_Your objective_
Write every record out again exactly as given.

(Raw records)
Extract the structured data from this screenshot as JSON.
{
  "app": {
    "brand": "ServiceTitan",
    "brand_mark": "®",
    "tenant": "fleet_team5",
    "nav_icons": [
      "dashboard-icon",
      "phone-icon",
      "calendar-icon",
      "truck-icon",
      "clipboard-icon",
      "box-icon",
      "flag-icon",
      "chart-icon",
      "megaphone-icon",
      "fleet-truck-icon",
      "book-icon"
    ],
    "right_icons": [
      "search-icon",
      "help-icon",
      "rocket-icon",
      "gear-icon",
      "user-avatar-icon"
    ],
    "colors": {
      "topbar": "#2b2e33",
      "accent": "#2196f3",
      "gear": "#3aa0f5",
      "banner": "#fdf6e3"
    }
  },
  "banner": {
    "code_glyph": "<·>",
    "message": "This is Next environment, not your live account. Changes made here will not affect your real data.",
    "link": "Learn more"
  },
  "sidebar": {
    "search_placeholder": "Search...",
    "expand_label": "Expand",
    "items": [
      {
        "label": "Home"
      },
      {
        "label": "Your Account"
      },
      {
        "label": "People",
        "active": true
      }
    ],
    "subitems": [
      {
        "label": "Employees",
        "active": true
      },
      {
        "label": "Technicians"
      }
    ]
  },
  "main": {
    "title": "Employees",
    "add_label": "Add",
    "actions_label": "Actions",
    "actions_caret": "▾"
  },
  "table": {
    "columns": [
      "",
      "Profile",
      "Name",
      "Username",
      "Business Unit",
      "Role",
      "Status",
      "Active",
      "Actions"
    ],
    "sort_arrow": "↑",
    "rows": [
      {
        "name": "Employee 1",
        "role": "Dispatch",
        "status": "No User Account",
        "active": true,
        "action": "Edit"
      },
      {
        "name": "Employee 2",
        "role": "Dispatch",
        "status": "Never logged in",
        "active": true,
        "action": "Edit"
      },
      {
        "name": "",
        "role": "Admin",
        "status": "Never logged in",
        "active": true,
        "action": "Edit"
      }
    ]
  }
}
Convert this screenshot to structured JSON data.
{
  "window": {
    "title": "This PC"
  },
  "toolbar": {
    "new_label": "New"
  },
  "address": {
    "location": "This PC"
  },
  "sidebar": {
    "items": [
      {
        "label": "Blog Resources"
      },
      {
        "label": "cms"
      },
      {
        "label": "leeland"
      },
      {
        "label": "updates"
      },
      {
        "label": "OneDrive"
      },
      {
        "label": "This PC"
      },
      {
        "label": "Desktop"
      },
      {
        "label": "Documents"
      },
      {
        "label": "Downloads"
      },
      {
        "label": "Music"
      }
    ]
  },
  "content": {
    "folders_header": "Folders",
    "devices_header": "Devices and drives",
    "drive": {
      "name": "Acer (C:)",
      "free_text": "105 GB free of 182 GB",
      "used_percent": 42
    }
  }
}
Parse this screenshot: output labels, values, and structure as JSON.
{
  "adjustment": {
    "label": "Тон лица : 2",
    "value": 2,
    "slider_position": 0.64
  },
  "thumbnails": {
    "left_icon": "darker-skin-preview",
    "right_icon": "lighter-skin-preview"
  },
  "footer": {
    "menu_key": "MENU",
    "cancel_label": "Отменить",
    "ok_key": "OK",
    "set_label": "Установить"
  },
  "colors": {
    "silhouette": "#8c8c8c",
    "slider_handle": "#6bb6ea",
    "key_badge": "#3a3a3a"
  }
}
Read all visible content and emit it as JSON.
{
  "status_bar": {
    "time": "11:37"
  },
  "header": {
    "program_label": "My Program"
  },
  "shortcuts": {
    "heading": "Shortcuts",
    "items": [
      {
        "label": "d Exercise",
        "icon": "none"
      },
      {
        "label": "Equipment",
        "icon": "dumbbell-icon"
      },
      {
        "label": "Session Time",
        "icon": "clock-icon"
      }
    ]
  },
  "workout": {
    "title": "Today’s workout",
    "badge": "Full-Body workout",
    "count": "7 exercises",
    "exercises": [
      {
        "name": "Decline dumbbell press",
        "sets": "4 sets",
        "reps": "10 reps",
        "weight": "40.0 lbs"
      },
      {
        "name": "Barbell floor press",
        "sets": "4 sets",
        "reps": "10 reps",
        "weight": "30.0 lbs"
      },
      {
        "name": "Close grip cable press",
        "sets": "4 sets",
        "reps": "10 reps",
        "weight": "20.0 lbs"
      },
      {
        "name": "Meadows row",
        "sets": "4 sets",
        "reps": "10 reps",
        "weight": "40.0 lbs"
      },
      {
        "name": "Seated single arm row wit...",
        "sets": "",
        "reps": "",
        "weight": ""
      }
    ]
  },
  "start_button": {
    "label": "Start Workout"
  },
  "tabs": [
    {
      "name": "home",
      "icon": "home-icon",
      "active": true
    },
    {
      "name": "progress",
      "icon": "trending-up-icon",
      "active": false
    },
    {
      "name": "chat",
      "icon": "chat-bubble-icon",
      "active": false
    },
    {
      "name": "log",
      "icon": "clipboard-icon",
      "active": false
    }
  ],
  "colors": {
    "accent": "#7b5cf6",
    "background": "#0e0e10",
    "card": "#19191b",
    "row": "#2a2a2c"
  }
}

_Finished exercise_
Extract the structured data from this screenshot as JSON.
{
  "app": {
    "brand": "ServiceTitan",
    "brand_mark": "®",
    "tenant": "fleet_team5",
    "nav_icons": [
      "dashboard-icon",
      "phone-icon",
      "calendar-icon",
      "truck-icon",
      "clipboard-icon",
      "box-icon",
      "flag-icon",
      "chart-icon",
      "megaphone-icon",
      "fleet-truck-icon",
      "book-icon"
    ],
    "right_icons": [
      "search-icon",
      "help-icon",
      "rocket-icon",
      "gear-icon",
      "user-avatar-icon"
    ],
    "colors": {
      "topbar": "#2b2e33",
      "accent": "#2196f3",
      "gear": "#3aa0f5",
      "banner": "#fdf6e3"
    }
  },
  "banner": {
    "code_glyph": "<·>",
    "message": "This is Next environment, not your live account. Changes made here will not affect your real data.",
    "link": "Learn more"
  },
  "sidebar": {
    "search_placeholder": "Search...",
    "expand_label": "Expand",
    "items": [
      {
        "label": "Home"
      },
      {
        "label": "Your Account"
      },
      {
        "label": "People",
        "active": true
      }
    ],
    "subitems": [
      {
        "label": "Employees",
        "active": true
      },
      {
        "label": "Technicians"
      }
    ]
  },
  "main": {
    "title": "Employees",
    "add_label": "Add",
    "actions_label": "Actions",
    "actions_caret": "▾"
  },
  "table": {
    "columns": [
      "",
      "Profile",
      "Name",
      "Username",
      "Business Unit",
      "Role",
      "Status",
      "Active",
      "Actions"
    ],
    "sort_arrow": "↑",
    "rows": [
      {
        "name": "Employee 1",
        "role": "Dispatch",
        "status": "No User Account",
        "active": true,
        "action": "Edit"
      },
      {
        "name": "Employee 2",
        "role": "Dispatch",
        "status": "Never logged in",
        "active": true,
        "action": "Edit"
      },
      {
        "name": "",
        "role": "Admin",
        "status": "Never logged in",
        "active": true,
        "action": "Edit"
      }
    ]
  }
}
Convert this screenshot to structured JSON data.
{
  "window": {
    "title": "This PC"
  },
  "toolbar": {
    "new_label": "New"
  },
  "address": {
    "location": "This PC"
  },
  "sidebar": {
    "items": [
      {
        "label": "Blog Resources"
      },
      {
        "label": "cms"
      },
      {
        "label": "leeland"
      },
      {
        "label": "updates"
      },
      {
        "label": "OneDrive"
      },
      {
        "label": "This PC"
      },
      {
        "label": "Desktop"
      },
      {
        "label": "Documents"
      },
      {
        "label": "Downloads"
      },
      {
        "label": "Music"
      }
    ]
  },
  "content": {
    "folders_header": "Folders",
    "devices_header": "Devices and drives",
    "drive": {
      "name": "Acer (C:)",
      "free_text": "105 GB free of 182 GB",
      "used_percent": 42
    }
  }
}
Parse this screenshot: output labels, values, and structure as JSON.
{
  "adjustment": {
    "label": "Тон лица : 2",
    "value": 2,
    "slider_position": 0.64
  },
  "thumbnails": {
    "left_icon": "darker-skin-preview",
    "right_icon": "lighter-skin-preview"
  },
  "footer": {
    "menu_key": "MENU",
    "cancel_label": "Отменить",
    "ok_key": "OK",
    "set_label": "Установить"
  },
  "colors": {
    "silhouette": "#8c8c8c",
    "slider_handle": "#6bb6ea",
    "key_badge": "#3a3a3a"
  }
}
Read all visible content and emit it as JSON.
{
  "status_bar": {
    "time": "11:37"
  },
  "header": {
    "program_label": "My Program"
  },
  "shortcuts": {
    "heading": "Shortcuts",
    "items": [
      {
        "label": "d Exercise",
        "icon": "none"
      },
      {
        "label": "Equipment",
        "icon": "dumbbell-icon"
      },
      {
        "label": "Session Time",
        "icon": "clock-icon"
      }
    ]
  },
  "workout": {
    "title": "Today’s workout",
    "badge": "Full-Body workout",
    "count": "7 exercises",
    "exercises": [
      {
        "name": "Decline dumbbell press",
        "sets": "4 sets",
        "reps": "10 reps",
        "weight": "40.0 lbs"
      },
      {
        "name": "Barbell floor press",
        "sets": "4 sets",
        "reps": "10 reps",
        "weight": "30.0 lbs"
      },
      {
        "name": "Close grip cable press",
        "sets": "4 sets",
        "reps": "10 reps",
        "weight": "20.0 lbs"
      },
      {
        "name": "Meadows row",
        "sets": "4 sets",
        "reps": "10 reps",
        "weight": "40.0 lbs"
      },
      {
        "name": "Seated single arm row wit...",
        "sets": "",
        "reps": "",
        "weight": ""
      }
    ]
  },
  "start_button": {
    "label": "Start Workout"
  },
  "tabs": [
    {
      "name": "home",
      "icon": "home-icon",
      "active": true
    },
    {
      "name": "progress",
      "icon": "trending-up-icon",
      "active": false
    },
    {
      "name": "chat",
      "icon": "chat-bubble-icon",
      "active": false
    },
    {
      "name": "log",
      "icon": "clipboard-icon",
      "active": false
    }
  ],
  "colors": {
    "accent": "#7b5cf6",
    "background": "#0e0e10",
    "card": "#19191b",
    "row": "#2a2a2c"
  }
}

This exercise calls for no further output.